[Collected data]
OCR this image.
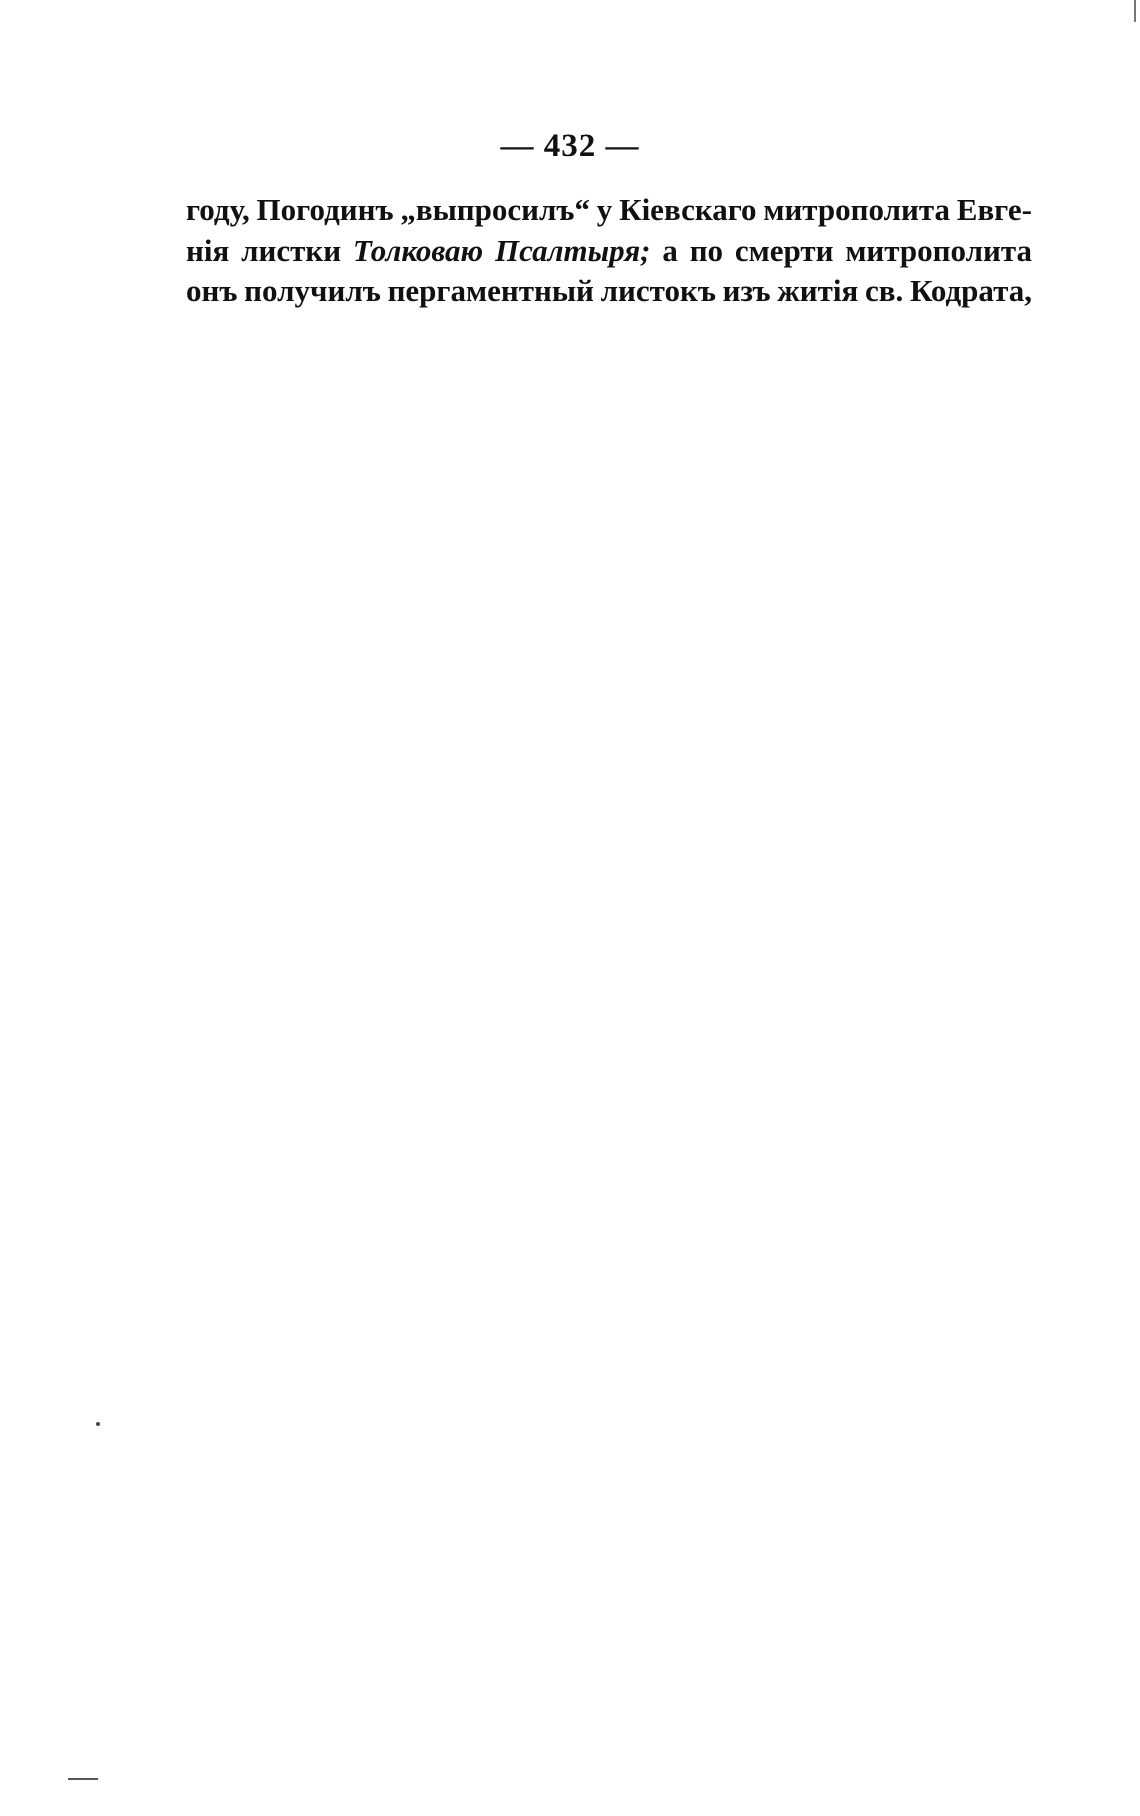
— 432 —
году, Погодинъ „выпросилъ“ у Кіевскаго митрополита Евге-
нія листки Толковаю Псалтыря; а по смерти митрополита
онъ получилъ пергаментный листокъ изъ житія св. Кодрата,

*Problem requirements*: Transcribe the full listing above exactly as it stands, minus the pictures.

*Response*:
OCR this image.
— 432 —
году, Погодинъ „выпросилъ“ у Кіевскаго митрополита Евге-
нія листки Толковаю Псалтыря; а по смерти митрополита
онъ получилъ пергаментный листокъ изъ житія св. Кодрата,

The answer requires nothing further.